Word for word, quote all of the material, omitting the pictures.

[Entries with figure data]

--

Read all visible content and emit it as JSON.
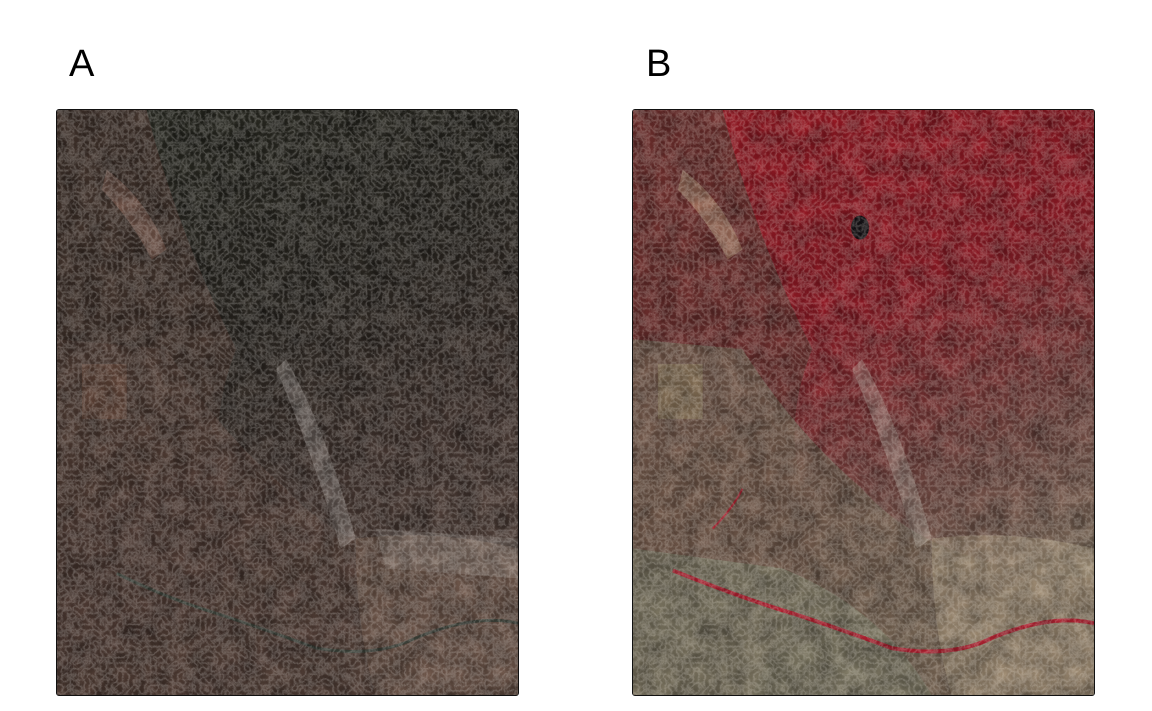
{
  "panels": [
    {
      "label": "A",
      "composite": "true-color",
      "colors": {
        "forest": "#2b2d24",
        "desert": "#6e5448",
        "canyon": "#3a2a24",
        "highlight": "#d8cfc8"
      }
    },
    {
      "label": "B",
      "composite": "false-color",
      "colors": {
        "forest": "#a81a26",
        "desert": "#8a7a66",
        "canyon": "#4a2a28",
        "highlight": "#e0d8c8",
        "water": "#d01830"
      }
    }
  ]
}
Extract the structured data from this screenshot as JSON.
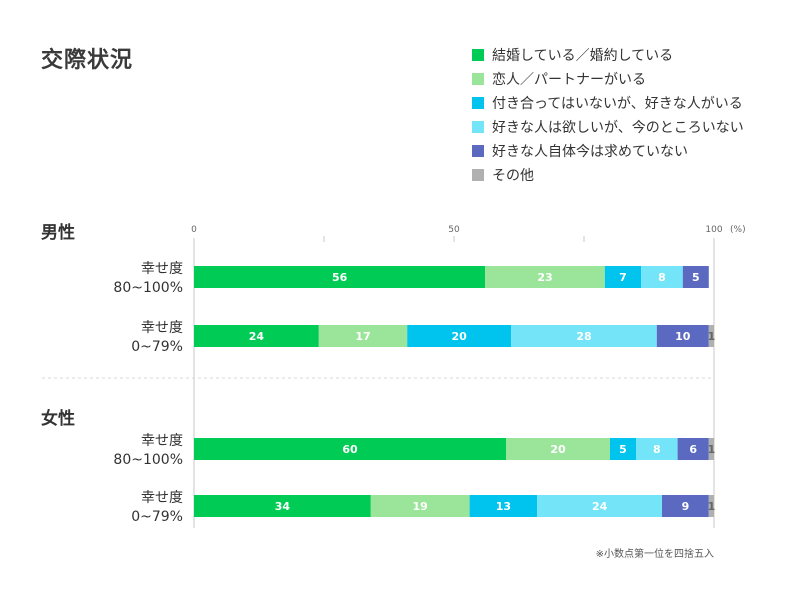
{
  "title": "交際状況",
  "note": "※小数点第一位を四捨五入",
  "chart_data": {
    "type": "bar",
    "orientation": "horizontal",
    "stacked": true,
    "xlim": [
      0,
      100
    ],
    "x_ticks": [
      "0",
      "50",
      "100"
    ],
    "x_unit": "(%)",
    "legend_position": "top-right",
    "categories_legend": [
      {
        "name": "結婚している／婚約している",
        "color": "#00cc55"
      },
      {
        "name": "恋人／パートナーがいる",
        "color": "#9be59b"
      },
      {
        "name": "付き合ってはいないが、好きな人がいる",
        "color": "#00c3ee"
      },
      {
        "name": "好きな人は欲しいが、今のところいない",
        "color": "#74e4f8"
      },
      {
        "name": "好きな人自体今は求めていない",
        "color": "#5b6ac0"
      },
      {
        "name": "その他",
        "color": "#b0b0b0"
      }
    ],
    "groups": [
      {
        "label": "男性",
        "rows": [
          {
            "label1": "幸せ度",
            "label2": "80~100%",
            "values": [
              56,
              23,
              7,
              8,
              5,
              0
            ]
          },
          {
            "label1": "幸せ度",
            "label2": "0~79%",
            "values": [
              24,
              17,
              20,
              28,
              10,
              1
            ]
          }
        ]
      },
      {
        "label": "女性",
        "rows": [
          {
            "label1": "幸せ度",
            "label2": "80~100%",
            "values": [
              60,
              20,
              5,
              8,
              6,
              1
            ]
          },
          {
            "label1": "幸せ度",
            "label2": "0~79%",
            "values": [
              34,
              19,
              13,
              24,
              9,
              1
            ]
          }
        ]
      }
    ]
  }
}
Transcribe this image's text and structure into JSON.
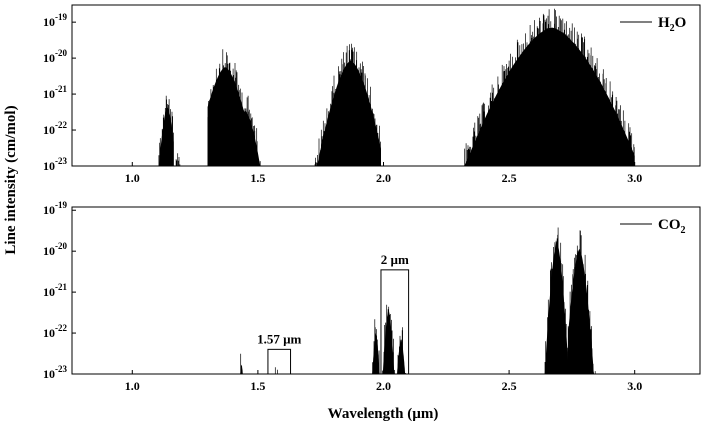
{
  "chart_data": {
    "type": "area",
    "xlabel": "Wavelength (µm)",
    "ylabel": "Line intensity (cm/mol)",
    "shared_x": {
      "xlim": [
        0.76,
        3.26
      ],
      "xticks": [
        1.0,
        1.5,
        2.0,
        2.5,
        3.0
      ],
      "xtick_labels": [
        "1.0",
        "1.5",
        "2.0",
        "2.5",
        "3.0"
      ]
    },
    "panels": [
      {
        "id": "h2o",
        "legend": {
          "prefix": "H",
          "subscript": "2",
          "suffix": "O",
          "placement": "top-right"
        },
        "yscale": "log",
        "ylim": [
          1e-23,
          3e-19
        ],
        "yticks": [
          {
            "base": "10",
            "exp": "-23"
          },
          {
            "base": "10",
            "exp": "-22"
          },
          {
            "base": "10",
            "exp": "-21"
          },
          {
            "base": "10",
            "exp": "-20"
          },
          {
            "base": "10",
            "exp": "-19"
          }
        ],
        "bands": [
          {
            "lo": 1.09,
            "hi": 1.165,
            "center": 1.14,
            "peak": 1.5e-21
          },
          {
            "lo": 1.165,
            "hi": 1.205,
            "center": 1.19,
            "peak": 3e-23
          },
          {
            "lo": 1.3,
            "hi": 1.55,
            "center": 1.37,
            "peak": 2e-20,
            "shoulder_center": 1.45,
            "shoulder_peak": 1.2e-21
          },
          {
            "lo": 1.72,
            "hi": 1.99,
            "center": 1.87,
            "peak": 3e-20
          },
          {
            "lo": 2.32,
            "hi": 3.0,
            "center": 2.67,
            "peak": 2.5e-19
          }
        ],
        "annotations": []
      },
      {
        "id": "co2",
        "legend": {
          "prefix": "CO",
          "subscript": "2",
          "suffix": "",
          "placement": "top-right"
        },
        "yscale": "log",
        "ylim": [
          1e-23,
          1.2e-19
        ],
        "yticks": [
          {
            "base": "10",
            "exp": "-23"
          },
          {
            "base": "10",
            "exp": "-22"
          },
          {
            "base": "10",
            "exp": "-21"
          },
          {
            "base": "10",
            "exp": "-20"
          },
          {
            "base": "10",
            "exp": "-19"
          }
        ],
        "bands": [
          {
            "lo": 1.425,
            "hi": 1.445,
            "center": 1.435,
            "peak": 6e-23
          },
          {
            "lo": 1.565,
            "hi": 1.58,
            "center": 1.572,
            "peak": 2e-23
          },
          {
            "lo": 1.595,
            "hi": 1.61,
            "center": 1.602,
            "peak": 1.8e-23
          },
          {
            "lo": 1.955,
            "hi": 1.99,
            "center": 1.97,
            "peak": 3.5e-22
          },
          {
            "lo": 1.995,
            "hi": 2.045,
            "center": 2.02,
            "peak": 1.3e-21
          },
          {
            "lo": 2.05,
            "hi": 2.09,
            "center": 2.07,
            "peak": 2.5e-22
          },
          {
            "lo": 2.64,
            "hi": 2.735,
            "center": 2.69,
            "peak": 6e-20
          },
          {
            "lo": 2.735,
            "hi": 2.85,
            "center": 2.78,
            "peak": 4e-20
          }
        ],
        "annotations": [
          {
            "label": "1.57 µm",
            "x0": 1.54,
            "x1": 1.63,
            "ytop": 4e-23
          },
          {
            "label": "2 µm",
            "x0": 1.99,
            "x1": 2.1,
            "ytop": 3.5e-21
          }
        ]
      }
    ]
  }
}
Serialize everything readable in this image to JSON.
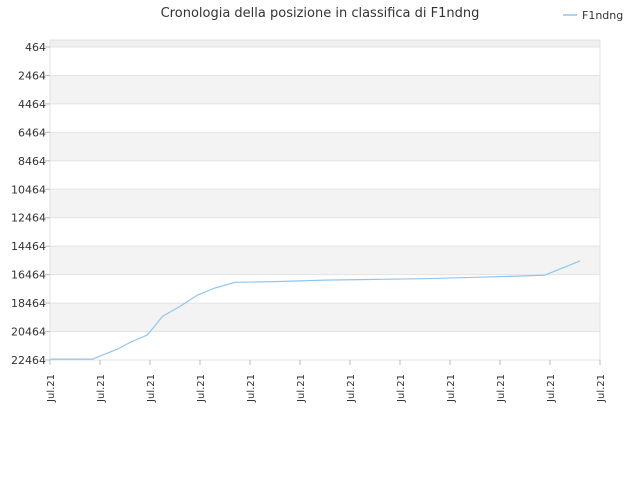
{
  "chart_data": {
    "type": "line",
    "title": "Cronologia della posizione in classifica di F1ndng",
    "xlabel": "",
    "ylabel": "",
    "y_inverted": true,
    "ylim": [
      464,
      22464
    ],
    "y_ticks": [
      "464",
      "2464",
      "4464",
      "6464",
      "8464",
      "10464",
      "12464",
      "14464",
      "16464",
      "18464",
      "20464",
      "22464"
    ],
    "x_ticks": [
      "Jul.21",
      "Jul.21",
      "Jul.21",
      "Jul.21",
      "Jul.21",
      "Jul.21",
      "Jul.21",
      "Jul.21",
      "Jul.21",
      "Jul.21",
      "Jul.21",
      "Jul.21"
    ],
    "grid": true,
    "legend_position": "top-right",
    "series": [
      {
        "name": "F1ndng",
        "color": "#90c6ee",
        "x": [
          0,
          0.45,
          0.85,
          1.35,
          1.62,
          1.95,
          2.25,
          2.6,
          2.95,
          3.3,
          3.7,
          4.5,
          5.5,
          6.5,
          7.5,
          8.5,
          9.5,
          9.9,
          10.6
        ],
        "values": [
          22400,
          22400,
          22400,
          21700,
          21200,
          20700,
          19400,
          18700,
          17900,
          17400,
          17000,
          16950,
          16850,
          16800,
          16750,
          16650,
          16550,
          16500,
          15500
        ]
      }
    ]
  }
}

--

### SOLUTION TO THIS TASK
Read all visible content and emit it as JSON.
{
  "panels": [
    {
      "label": "A",
      "composite": "true-color",
      "colors": {
        "forest": "#2b2d24",
        "desert": "#6e5448",
        "canyon": "#3a2a24",
        "highlight": "#d8cfc8"
      }
    },
    {
      "label": "B",
      "composite": "false-color",
      "colors": {
        "forest": "#a81a26",
        "desert": "#8a7a66",
        "canyon": "#4a2a28",
        "highlight": "#e0d8c8",
        "water": "#d01830"
      }
    }
  ]
}
Extract the structured data from this screenshot as JSON.
{
  "title": "交際状況",
  "note": "※小数点第一位を四捨五入",
  "chart_data": {
    "type": "bar",
    "orientation": "horizontal",
    "stacked": true,
    "xlim": [
      0,
      100
    ],
    "x_ticks": [
      "0",
      "50",
      "100"
    ],
    "x_unit": "(%)",
    "legend_position": "top-right",
    "categories_legend": [
      {
        "name": "結婚している／婚約している",
        "color": "#00cc55"
      },
      {
        "name": "恋人／パートナーがいる",
        "color": "#9be59b"
      },
      {
        "name": "付き合ってはいないが、好きな人がいる",
        "color": "#00c3ee"
      },
      {
        "name": "好きな人は欲しいが、今のところいない",
        "color": "#74e4f8"
      },
      {
        "name": "好きな人自体今は求めていない",
        "color": "#5b6ac0"
      },
      {
        "name": "その他",
        "color": "#b0b0b0"
      }
    ],
    "groups": [
      {
        "label": "男性",
        "rows": [
          {
            "label1": "幸せ度",
            "label2": "80~100%",
            "values": [
              56,
              23,
              7,
              8,
              5,
              0
            ]
          },
          {
            "label1": "幸せ度",
            "label2": "0~79%",
            "values": [
              24,
              17,
              20,
              28,
              10,
              1
            ]
          }
        ]
      },
      {
        "label": "女性",
        "rows": [
          {
            "label1": "幸せ度",
            "label2": "80~100%",
            "values": [
              60,
              20,
              5,
              8,
              6,
              1
            ]
          },
          {
            "label1": "幸せ度",
            "label2": "0~79%",
            "values": [
              34,
              19,
              13,
              24,
              9,
              1
            ]
          }
        ]
      }
    ]
  }
}
Transcribe this image's text and structure into JSON.
{
  "chart_data": {
    "type": "area",
    "xlabel": "Wavelength (µm)",
    "ylabel": "Line intensity (cm/mol)",
    "shared_x": {
      "xlim": [
        0.76,
        3.26
      ],
      "xticks": [
        1.0,
        1.5,
        2.0,
        2.5,
        3.0
      ],
      "xtick_labels": [
        "1.0",
        "1.5",
        "2.0",
        "2.5",
        "3.0"
      ]
    },
    "panels": [
      {
        "id": "h2o",
        "legend": {
          "prefix": "H",
          "subscript": "2",
          "suffix": "O",
          "placement": "top-right"
        },
        "yscale": "log",
        "ylim": [
          1e-23,
          3e-19
        ],
        "yticks": [
          {
            "base": "10",
            "exp": "-23"
          },
          {
            "base": "10",
            "exp": "-22"
          },
          {
            "base": "10",
            "exp": "-21"
          },
          {
            "base": "10",
            "exp": "-20"
          },
          {
            "base": "10",
            "exp": "-19"
          }
        ],
        "bands": [
          {
            "lo": 1.09,
            "hi": 1.165,
            "center": 1.14,
            "peak": 1.5e-21
          },
          {
            "lo": 1.165,
            "hi": 1.205,
            "center": 1.19,
            "peak": 3e-23
          },
          {
            "lo": 1.3,
            "hi": 1.55,
            "center": 1.37,
            "peak": 2e-20,
            "shoulder_center": 1.45,
            "shoulder_peak": 1.2e-21
          },
          {
            "lo": 1.72,
            "hi": 1.99,
            "center": 1.87,
            "peak": 3e-20
          },
          {
            "lo": 2.32,
            "hi": 3.0,
            "center": 2.67,
            "peak": 2.5e-19
          }
        ],
        "annotations": []
      },
      {
        "id": "co2",
        "legend": {
          "prefix": "CO",
          "subscript": "2",
          "suffix": "",
          "placement": "top-right"
        },
        "yscale": "log",
        "ylim": [
          1e-23,
          1.2e-19
        ],
        "yticks": [
          {
            "base": "10",
            "exp": "-23"
          },
          {
            "base": "10",
            "exp": "-22"
          },
          {
            "base": "10",
            "exp": "-21"
          },
          {
            "base": "10",
            "exp": "-20"
          },
          {
            "base": "10",
            "exp": "-19"
          }
        ],
        "bands": [
          {
            "lo": 1.425,
            "hi": 1.445,
            "center": 1.435,
            "peak": 6e-23
          },
          {
            "lo": 1.565,
            "hi": 1.58,
            "center": 1.572,
            "peak": 2e-23
          },
          {
            "lo": 1.595,
            "hi": 1.61,
            "center": 1.602,
            "peak": 1.8e-23
          },
          {
            "lo": 1.955,
            "hi": 1.99,
            "center": 1.97,
            "peak": 3.5e-22
          },
          {
            "lo": 1.995,
            "hi": 2.045,
            "center": 2.02,
            "peak": 1.3e-21
          },
          {
            "lo": 2.05,
            "hi": 2.09,
            "center": 2.07,
            "peak": 2.5e-22
          },
          {
            "lo": 2.64,
            "hi": 2.735,
            "center": 2.69,
            "peak": 6e-20
          },
          {
            "lo": 2.735,
            "hi": 2.85,
            "center": 2.78,
            "peak": 4e-20
          }
        ],
        "annotations": [
          {
            "label": "1.57 µm",
            "x0": 1.54,
            "x1": 1.63,
            "ytop": 4e-23
          },
          {
            "label": "2 µm",
            "x0": 1.99,
            "x1": 2.1,
            "ytop": 3.5e-21
          }
        ]
      }
    ]
  }
}
Serialize everything readable in this image to JSON.
{
  "chart_data": {
    "type": "line",
    "title": "Cronologia della posizione in classifica di F1ndng",
    "xlabel": "",
    "ylabel": "",
    "y_inverted": true,
    "ylim": [
      464,
      22464
    ],
    "y_ticks": [
      "464",
      "2464",
      "4464",
      "6464",
      "8464",
      "10464",
      "12464",
      "14464",
      "16464",
      "18464",
      "20464",
      "22464"
    ],
    "x_ticks": [
      "Jul.21",
      "Jul.21",
      "Jul.21",
      "Jul.21",
      "Jul.21",
      "Jul.21",
      "Jul.21",
      "Jul.21",
      "Jul.21",
      "Jul.21",
      "Jul.21",
      "Jul.21"
    ],
    "grid": true,
    "legend_position": "top-right",
    "series": [
      {
        "name": "F1ndng",
        "color": "#90c6ee",
        "x": [
          0,
          0.45,
          0.85,
          1.35,
          1.62,
          1.95,
          2.25,
          2.6,
          2.95,
          3.3,
          3.7,
          4.5,
          5.5,
          6.5,
          7.5,
          8.5,
          9.5,
          9.9,
          10.6
        ],
        "values": [
          22400,
          22400,
          22400,
          21700,
          21200,
          20700,
          19400,
          18700,
          17900,
          17400,
          17000,
          16950,
          16850,
          16800,
          16750,
          16650,
          16550,
          16500,
          15500
        ]
      }
    ]
  }
}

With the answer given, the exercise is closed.